§ **EXERCISE DETAILS**: The expected response is the entire set of entries, copied exactly.

===== EXTRACTED RECORDS =====

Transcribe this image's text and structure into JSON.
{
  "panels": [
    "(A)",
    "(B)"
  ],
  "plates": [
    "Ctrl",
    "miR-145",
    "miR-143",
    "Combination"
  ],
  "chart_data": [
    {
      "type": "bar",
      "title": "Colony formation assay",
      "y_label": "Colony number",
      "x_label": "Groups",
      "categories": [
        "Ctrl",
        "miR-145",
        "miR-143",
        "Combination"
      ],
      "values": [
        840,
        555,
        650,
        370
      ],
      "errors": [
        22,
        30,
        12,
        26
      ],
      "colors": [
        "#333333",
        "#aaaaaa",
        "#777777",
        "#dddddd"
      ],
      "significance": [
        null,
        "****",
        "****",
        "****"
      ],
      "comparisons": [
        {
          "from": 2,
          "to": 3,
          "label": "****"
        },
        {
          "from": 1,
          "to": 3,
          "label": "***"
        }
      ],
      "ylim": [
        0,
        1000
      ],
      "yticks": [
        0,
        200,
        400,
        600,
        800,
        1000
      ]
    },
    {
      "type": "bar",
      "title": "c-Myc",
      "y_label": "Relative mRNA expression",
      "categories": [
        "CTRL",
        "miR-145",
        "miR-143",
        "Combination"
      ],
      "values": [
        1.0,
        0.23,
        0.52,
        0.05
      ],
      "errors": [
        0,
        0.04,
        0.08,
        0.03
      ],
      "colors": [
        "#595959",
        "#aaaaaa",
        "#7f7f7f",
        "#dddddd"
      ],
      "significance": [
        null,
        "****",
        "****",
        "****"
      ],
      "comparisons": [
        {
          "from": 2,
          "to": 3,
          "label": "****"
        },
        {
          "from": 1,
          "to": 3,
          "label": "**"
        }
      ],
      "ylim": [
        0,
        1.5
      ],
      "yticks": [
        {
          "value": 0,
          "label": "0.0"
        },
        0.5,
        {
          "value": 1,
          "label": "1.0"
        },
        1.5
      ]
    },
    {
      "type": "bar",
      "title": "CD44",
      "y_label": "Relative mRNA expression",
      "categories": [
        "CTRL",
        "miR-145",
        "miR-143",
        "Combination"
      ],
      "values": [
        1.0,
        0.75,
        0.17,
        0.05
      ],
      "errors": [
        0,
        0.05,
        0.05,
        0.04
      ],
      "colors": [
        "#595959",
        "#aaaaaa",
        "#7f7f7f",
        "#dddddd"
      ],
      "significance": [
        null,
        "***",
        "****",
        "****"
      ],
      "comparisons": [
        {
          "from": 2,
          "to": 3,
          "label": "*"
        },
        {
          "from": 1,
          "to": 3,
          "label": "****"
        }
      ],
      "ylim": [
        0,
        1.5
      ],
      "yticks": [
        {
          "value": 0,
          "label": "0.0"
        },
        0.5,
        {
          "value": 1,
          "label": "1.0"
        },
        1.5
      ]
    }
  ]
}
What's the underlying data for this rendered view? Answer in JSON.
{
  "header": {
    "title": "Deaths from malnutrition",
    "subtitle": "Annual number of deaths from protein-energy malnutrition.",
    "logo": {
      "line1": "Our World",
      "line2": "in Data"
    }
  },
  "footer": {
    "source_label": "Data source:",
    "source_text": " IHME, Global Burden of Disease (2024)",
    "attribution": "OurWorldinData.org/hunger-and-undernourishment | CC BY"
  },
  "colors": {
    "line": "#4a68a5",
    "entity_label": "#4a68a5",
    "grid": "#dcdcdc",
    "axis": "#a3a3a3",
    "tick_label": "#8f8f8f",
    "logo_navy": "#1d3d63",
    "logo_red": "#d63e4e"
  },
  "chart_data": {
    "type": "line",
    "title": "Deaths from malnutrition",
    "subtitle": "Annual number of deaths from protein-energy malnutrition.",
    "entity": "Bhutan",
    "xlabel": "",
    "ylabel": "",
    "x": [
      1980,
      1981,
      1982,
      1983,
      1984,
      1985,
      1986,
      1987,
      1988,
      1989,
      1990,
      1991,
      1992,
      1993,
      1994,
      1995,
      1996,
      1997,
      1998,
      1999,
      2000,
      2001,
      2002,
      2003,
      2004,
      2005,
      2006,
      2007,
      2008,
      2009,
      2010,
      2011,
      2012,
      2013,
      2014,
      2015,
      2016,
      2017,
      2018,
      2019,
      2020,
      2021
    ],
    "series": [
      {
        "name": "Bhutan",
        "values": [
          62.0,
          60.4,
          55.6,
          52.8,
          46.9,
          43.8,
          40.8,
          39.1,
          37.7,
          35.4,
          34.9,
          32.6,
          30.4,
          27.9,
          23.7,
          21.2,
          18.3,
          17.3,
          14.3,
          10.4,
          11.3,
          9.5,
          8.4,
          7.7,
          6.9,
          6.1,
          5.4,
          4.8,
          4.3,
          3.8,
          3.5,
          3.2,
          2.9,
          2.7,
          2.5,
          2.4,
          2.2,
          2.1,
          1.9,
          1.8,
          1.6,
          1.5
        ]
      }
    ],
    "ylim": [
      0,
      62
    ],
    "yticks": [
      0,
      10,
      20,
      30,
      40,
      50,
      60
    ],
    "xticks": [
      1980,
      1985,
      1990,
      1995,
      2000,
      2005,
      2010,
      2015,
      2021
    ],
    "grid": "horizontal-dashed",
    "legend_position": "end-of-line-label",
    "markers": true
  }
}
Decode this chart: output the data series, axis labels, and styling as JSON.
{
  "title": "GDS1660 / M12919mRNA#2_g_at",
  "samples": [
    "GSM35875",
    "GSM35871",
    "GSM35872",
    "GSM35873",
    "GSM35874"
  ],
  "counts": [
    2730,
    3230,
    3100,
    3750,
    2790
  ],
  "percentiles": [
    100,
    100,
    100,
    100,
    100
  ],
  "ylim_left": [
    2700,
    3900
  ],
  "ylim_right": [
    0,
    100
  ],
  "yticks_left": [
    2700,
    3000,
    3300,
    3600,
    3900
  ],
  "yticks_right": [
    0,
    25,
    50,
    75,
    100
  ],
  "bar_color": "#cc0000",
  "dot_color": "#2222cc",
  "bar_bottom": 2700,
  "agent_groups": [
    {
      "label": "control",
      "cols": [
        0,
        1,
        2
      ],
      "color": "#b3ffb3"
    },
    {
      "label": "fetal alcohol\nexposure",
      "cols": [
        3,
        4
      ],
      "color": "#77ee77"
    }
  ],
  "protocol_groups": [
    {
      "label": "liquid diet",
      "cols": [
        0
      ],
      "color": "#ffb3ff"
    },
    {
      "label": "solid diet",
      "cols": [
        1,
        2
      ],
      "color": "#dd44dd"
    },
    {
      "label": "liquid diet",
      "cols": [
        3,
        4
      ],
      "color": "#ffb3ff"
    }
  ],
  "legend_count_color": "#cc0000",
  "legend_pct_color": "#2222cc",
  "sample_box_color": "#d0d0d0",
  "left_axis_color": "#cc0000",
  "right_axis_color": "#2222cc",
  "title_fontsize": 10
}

=====

§ **REPLY TO THE EXERCISE**:
Transcribe this image's text and structure into JSON.
{
  "panels": [
    "(A)",
    "(B)"
  ],
  "plates": [
    "Ctrl",
    "miR-145",
    "miR-143",
    "Combination"
  ],
  "chart_data": [
    {
      "type": "bar",
      "title": "Colony formation assay",
      "y_label": "Colony number",
      "x_label": "Groups",
      "categories": [
        "Ctrl",
        "miR-145",
        "miR-143",
        "Combination"
      ],
      "values": [
        840,
        555,
        650,
        370
      ],
      "errors": [
        22,
        30,
        12,
        26
      ],
      "colors": [
        "#333333",
        "#aaaaaa",
        "#777777",
        "#dddddd"
      ],
      "significance": [
        null,
        "****",
        "****",
        "****"
      ],
      "comparisons": [
        {
          "from": 2,
          "to": 3,
          "label": "****"
        },
        {
          "from": 1,
          "to": 3,
          "label": "***"
        }
      ],
      "ylim": [
        0,
        1000
      ],
      "yticks": [
        0,
        200,
        400,
        600,
        800,
        1000
      ]
    },
    {
      "type": "bar",
      "title": "c-Myc",
      "y_label": "Relative mRNA expression",
      "categories": [
        "CTRL",
        "miR-145",
        "miR-143",
        "Combination"
      ],
      "values": [
        1.0,
        0.23,
        0.52,
        0.05
      ],
      "errors": [
        0,
        0.04,
        0.08,
        0.03
      ],
      "colors": [
        "#595959",
        "#aaaaaa",
        "#7f7f7f",
        "#dddddd"
      ],
      "significance": [
        null,
        "****",
        "****",
        "****"
      ],
      "comparisons": [
        {
          "from": 2,
          "to": 3,
          "label": "****"
        },
        {
          "from": 1,
          "to": 3,
          "label": "**"
        }
      ],
      "ylim": [
        0,
        1.5
      ],
      "yticks": [
        {
          "value": 0,
          "label": "0.0"
        },
        0.5,
        {
          "value": 1,
          "label": "1.0"
        },
        1.5
      ]
    },
    {
      "type": "bar",
      "title": "CD44",
      "y_label": "Relative mRNA expression",
      "categories": [
        "CTRL",
        "miR-145",
        "miR-143",
        "Combination"
      ],
      "values": [
        1.0,
        0.75,
        0.17,
        0.05
      ],
      "errors": [
        0,
        0.05,
        0.05,
        0.04
      ],
      "colors": [
        "#595959",
        "#aaaaaa",
        "#7f7f7f",
        "#dddddd"
      ],
      "significance": [
        null,
        "***",
        "****",
        "****"
      ],
      "comparisons": [
        {
          "from": 2,
          "to": 3,
          "label": "*"
        },
        {
          "from": 1,
          "to": 3,
          "label": "****"
        }
      ],
      "ylim": [
        0,
        1.5
      ],
      "yticks": [
        {
          "value": 0,
          "label": "0.0"
        },
        0.5,
        {
          "value": 1,
          "label": "1.0"
        },
        1.5
      ]
    }
  ]
}
What's the underlying data for this rendered view? Answer in JSON.
{
  "header": {
    "title": "Deaths from malnutrition",
    "subtitle": "Annual number of deaths from protein-energy malnutrition.",
    "logo": {
      "line1": "Our World",
      "line2": "in Data"
    }
  },
  "footer": {
    "source_label": "Data source:",
    "source_text": " IHME, Global Burden of Disease (2024)",
    "attribution": "OurWorldinData.org/hunger-and-undernourishment | CC BY"
  },
  "colors": {
    "line": "#4a68a5",
    "entity_label": "#4a68a5",
    "grid": "#dcdcdc",
    "axis": "#a3a3a3",
    "tick_label": "#8f8f8f",
    "logo_navy": "#1d3d63",
    "logo_red": "#d63e4e"
  },
  "chart_data": {
    "type": "line",
    "title": "Deaths from malnutrition",
    "subtitle": "Annual number of deaths from protein-energy malnutrition.",
    "entity": "Bhutan",
    "xlabel": "",
    "ylabel": "",
    "x": [
      1980,
      1981,
      1982,
      1983,
      1984,
      1985,
      1986,
      1987,
      1988,
      1989,
      1990,
      1991,
      1992,
      1993,
      1994,
      1995,
      1996,
      1997,
      1998,
      1999,
      2000,
      2001,
      2002,
      2003,
      2004,
      2005,
      2006,
      2007,
      2008,
      2009,
      2010,
      2011,
      2012,
      2013,
      2014,
      2015,
      2016,
      2017,
      2018,
      2019,
      2020,
      2021
    ],
    "series": [
      {
        "name": "Bhutan",
        "values": [
          62.0,
          60.4,
          55.6,
          52.8,
          46.9,
          43.8,
          40.8,
          39.1,
          37.7,
          35.4,
          34.9,
          32.6,
          30.4,
          27.9,
          23.7,
          21.2,
          18.3,
          17.3,
          14.3,
          10.4,
          11.3,
          9.5,
          8.4,
          7.7,
          6.9,
          6.1,
          5.4,
          4.8,
          4.3,
          3.8,
          3.5,
          3.2,
          2.9,
          2.7,
          2.5,
          2.4,
          2.2,
          2.1,
          1.9,
          1.8,
          1.6,
          1.5
        ]
      }
    ],
    "ylim": [
      0,
      62
    ],
    "yticks": [
      0,
      10,
      20,
      30,
      40,
      50,
      60
    ],
    "xticks": [
      1980,
      1985,
      1990,
      1995,
      2000,
      2005,
      2010,
      2015,
      2021
    ],
    "grid": "horizontal-dashed",
    "legend_position": "end-of-line-label",
    "markers": true
  }
}
Decode this chart: output the data series, axis labels, and styling as JSON.
{
  "title": "GDS1660 / M12919mRNA#2_g_at",
  "samples": [
    "GSM35875",
    "GSM35871",
    "GSM35872",
    "GSM35873",
    "GSM35874"
  ],
  "counts": [
    2730,
    3230,
    3100,
    3750,
    2790
  ],
  "percentiles": [
    100,
    100,
    100,
    100,
    100
  ],
  "ylim_left": [
    2700,
    3900
  ],
  "ylim_right": [
    0,
    100
  ],
  "yticks_left": [
    2700,
    3000,
    3300,
    3600,
    3900
  ],
  "yticks_right": [
    0,
    25,
    50,
    75,
    100
  ],
  "bar_color": "#cc0000",
  "dot_color": "#2222cc",
  "bar_bottom": 2700,
  "agent_groups": [
    {
      "label": "control",
      "cols": [
        0,
        1,
        2
      ],
      "color": "#b3ffb3"
    },
    {
      "label": "fetal alcohol\nexposure",
      "cols": [
        3,
        4
      ],
      "color": "#77ee77"
    }
  ],
  "protocol_groups": [
    {
      "label": "liquid diet",
      "cols": [
        0
      ],
      "color": "#ffb3ff"
    },
    {
      "label": "solid diet",
      "cols": [
        1,
        2
      ],
      "color": "#dd44dd"
    },
    {
      "label": "liquid diet",
      "cols": [
        3,
        4
      ],
      "color": "#ffb3ff"
    }
  ],
  "legend_count_color": "#cc0000",
  "legend_pct_color": "#2222cc",
  "sample_box_color": "#d0d0d0",
  "left_axis_color": "#cc0000",
  "right_axis_color": "#2222cc",
  "title_fontsize": 10
}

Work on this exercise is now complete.